---- Extracted entries
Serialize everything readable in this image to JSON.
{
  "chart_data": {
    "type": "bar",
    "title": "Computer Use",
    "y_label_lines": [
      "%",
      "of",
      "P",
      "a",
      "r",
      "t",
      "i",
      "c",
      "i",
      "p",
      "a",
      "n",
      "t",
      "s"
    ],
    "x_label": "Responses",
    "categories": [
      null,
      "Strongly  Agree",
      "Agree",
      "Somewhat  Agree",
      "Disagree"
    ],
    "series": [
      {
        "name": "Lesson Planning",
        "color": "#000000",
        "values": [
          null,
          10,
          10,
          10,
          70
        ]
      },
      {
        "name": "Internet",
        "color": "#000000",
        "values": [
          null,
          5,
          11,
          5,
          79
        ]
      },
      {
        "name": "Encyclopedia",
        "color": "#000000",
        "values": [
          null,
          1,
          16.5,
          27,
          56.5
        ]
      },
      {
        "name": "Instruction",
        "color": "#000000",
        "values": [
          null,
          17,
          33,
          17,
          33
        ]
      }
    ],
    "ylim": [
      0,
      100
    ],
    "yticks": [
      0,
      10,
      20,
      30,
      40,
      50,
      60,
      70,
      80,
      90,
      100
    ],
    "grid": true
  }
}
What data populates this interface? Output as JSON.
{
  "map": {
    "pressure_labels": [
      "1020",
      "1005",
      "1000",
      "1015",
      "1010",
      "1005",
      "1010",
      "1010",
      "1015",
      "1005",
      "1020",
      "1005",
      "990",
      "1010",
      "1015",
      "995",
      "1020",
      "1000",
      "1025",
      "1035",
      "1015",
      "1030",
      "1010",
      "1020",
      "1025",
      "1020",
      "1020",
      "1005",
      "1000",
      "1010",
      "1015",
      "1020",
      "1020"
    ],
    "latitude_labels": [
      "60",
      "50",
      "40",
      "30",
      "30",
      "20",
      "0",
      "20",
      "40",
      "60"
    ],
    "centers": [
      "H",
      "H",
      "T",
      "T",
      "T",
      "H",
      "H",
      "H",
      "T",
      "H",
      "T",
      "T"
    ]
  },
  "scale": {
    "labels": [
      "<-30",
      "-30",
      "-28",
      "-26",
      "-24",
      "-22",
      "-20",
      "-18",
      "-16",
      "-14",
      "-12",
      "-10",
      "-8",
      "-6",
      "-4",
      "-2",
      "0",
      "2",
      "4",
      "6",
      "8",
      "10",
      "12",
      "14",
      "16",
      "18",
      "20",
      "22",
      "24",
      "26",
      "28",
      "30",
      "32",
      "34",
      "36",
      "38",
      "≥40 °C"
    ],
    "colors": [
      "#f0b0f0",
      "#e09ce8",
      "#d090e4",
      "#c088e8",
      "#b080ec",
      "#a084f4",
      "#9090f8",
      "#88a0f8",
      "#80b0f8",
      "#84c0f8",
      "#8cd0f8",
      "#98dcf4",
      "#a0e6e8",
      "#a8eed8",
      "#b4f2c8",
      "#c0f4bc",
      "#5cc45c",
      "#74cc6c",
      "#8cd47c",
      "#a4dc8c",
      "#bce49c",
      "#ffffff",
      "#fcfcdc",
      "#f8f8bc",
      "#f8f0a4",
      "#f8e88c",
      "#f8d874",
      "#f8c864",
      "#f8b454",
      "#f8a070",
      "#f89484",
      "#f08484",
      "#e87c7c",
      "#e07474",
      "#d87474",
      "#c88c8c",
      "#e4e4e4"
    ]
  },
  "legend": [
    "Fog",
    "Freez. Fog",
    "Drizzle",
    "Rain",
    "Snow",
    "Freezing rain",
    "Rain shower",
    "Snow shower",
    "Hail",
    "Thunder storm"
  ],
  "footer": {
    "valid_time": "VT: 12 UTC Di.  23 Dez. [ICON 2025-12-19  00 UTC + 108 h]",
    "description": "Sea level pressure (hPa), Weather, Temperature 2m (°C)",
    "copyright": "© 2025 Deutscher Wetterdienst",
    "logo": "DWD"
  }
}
--------
---- Extracted entries
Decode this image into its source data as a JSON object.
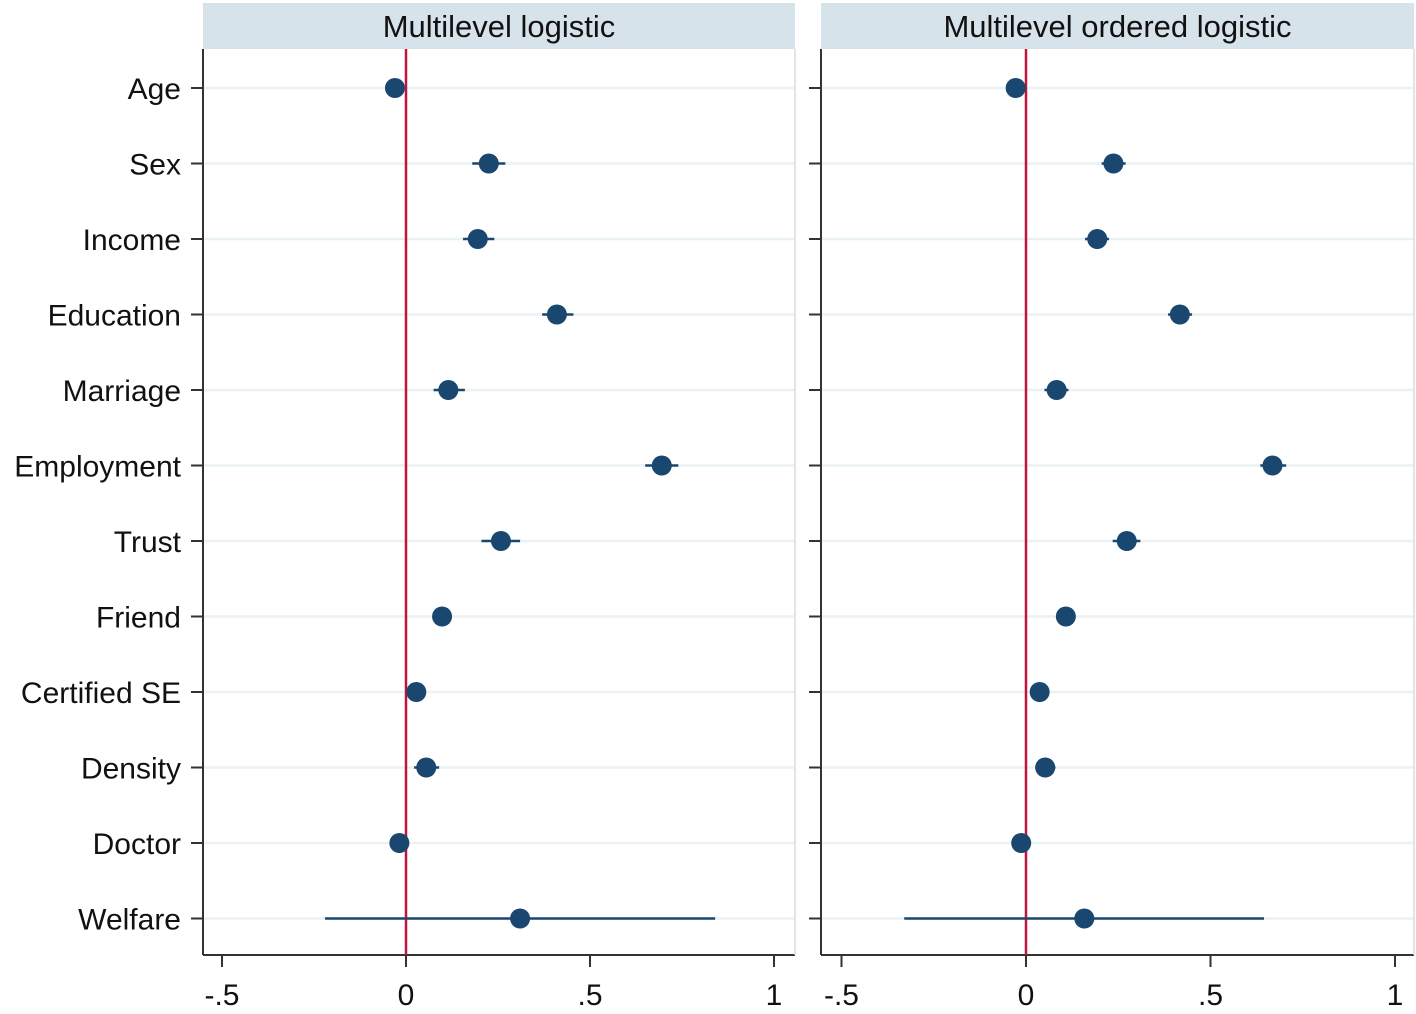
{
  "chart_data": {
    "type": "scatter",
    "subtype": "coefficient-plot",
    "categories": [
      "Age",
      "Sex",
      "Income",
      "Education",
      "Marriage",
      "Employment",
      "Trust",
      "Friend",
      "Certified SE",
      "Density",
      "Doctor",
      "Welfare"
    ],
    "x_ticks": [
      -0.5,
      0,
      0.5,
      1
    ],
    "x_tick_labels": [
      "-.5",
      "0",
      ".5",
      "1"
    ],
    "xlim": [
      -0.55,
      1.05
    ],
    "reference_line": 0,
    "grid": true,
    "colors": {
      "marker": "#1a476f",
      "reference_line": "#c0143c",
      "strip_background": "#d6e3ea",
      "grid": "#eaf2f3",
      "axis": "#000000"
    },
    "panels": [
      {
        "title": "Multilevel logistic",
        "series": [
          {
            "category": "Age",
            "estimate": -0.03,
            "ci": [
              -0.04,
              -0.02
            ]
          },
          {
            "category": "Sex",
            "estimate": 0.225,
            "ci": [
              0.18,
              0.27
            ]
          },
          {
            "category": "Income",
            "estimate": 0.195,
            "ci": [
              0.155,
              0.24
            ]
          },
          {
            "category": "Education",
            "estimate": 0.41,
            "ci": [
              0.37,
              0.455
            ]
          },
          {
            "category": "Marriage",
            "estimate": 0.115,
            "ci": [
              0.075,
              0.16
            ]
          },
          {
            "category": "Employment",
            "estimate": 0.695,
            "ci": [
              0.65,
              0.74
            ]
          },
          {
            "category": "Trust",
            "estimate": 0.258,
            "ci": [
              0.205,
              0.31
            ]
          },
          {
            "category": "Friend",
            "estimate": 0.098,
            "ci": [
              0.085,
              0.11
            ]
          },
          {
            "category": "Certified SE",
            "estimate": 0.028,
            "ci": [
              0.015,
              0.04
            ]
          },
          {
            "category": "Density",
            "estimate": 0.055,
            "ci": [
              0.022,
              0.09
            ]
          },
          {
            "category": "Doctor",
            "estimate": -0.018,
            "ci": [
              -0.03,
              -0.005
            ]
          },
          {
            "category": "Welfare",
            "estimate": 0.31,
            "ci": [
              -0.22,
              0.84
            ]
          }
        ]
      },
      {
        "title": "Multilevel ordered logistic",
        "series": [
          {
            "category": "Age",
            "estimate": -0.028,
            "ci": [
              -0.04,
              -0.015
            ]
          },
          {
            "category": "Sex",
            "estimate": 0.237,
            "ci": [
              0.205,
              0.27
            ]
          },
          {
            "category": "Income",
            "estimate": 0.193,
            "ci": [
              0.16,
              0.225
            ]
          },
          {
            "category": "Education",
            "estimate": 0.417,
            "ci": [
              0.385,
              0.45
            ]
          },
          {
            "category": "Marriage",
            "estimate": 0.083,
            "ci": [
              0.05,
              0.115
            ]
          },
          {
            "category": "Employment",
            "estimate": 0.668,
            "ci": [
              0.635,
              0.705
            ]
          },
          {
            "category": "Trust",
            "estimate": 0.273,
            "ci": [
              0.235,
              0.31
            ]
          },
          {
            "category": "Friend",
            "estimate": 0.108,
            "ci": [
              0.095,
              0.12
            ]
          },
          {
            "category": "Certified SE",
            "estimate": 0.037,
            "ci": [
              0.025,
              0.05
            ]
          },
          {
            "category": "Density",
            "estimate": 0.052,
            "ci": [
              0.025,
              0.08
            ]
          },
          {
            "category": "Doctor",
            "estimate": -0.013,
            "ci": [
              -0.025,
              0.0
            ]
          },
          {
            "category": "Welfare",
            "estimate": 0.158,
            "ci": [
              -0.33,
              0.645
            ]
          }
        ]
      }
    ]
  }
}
--------
Exercise instructions:
Gather each line in the data that holds the string "JSON".

Answer to the exercise:
Serialize everything readable in this image to JSON.
What data populates this interface? Output as JSON.
Decode this image into its source data as a JSON object.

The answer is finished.